# SHORT PROBLEM
Filter the entries, keeping every line with the word "period".

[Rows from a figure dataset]
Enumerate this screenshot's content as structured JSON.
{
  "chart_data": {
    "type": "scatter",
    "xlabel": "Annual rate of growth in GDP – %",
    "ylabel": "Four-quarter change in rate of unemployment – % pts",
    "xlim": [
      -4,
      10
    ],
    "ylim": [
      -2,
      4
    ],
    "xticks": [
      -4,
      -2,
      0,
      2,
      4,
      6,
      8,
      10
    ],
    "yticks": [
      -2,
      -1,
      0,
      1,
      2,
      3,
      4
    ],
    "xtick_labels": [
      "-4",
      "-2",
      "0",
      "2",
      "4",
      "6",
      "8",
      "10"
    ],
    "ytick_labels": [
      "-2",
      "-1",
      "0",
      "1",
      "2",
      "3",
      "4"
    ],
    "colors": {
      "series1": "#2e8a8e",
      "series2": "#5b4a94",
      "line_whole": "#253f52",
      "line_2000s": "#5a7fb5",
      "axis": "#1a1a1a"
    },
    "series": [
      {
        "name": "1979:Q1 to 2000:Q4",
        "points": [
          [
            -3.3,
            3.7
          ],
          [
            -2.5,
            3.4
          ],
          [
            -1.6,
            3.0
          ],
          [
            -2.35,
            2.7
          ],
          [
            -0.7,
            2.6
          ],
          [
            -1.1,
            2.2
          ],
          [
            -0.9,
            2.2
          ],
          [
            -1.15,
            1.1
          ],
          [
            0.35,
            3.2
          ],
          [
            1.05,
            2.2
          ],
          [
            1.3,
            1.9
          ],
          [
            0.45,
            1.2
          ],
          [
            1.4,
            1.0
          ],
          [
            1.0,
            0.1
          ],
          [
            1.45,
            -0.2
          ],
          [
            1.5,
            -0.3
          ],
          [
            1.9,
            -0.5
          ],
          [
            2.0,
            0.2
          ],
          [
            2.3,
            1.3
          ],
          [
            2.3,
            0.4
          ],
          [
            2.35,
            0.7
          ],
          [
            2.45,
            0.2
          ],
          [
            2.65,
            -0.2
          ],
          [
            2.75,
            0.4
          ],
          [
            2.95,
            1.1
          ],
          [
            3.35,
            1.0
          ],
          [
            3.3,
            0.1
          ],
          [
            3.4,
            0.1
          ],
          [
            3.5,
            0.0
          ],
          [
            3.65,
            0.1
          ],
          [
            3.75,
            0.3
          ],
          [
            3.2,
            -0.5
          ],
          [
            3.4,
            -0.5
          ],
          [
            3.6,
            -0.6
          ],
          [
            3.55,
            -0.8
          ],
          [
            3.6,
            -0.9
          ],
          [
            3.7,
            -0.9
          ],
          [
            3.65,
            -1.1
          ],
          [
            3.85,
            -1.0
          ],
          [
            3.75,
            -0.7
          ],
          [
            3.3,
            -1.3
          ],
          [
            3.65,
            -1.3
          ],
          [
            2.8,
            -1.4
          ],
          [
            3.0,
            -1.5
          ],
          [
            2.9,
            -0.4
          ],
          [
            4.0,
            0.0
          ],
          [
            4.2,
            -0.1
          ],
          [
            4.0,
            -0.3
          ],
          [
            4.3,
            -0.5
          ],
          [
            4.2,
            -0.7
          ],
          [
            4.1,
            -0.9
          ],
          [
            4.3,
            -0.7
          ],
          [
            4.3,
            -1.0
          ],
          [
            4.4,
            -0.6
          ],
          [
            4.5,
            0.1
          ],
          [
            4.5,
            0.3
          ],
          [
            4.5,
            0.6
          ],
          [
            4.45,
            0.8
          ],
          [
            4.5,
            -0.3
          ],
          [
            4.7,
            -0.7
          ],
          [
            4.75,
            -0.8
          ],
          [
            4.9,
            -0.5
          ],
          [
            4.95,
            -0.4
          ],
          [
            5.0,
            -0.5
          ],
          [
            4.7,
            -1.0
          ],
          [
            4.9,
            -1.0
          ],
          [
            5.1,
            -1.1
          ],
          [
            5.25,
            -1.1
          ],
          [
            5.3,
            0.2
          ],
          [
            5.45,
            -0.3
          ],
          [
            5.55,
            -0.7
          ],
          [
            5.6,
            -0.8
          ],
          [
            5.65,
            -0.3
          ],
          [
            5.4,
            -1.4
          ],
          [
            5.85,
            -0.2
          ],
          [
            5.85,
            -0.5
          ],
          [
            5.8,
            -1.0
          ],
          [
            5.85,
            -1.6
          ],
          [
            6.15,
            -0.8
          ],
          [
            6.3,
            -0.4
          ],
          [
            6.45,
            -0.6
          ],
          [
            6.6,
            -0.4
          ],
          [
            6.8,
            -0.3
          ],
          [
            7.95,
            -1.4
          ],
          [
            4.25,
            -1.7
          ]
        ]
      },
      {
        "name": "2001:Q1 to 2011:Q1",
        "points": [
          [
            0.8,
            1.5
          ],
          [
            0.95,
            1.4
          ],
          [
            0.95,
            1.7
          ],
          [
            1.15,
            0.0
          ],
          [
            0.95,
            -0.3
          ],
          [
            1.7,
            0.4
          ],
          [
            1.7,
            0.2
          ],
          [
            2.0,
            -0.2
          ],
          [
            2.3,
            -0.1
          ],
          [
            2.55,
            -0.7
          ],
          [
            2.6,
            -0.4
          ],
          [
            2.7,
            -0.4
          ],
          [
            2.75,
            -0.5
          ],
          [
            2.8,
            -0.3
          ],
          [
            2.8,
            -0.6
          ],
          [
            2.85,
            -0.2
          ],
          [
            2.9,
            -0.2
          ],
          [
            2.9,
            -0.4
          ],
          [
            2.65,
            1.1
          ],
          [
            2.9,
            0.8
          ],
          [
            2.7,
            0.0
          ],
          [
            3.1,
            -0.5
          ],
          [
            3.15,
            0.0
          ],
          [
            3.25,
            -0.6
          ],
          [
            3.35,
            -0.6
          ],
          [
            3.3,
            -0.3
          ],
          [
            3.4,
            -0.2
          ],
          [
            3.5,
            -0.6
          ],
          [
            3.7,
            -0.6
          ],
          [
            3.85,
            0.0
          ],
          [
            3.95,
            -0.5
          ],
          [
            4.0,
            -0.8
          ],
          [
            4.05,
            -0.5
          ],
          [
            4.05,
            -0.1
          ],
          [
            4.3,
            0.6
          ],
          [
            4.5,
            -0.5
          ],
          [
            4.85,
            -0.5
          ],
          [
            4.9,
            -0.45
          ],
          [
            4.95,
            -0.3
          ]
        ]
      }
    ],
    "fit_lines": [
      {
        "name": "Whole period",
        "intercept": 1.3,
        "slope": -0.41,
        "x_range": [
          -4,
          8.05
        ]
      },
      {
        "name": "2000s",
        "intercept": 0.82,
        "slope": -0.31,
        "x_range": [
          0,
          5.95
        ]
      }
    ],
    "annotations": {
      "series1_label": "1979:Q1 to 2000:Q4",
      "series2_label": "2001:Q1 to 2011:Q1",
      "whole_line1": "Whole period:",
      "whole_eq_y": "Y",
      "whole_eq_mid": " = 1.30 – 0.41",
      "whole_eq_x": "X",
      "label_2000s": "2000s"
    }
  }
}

# TASK ANSWER
        "name": "Whole period",
      "whole_line1": "Whole period:",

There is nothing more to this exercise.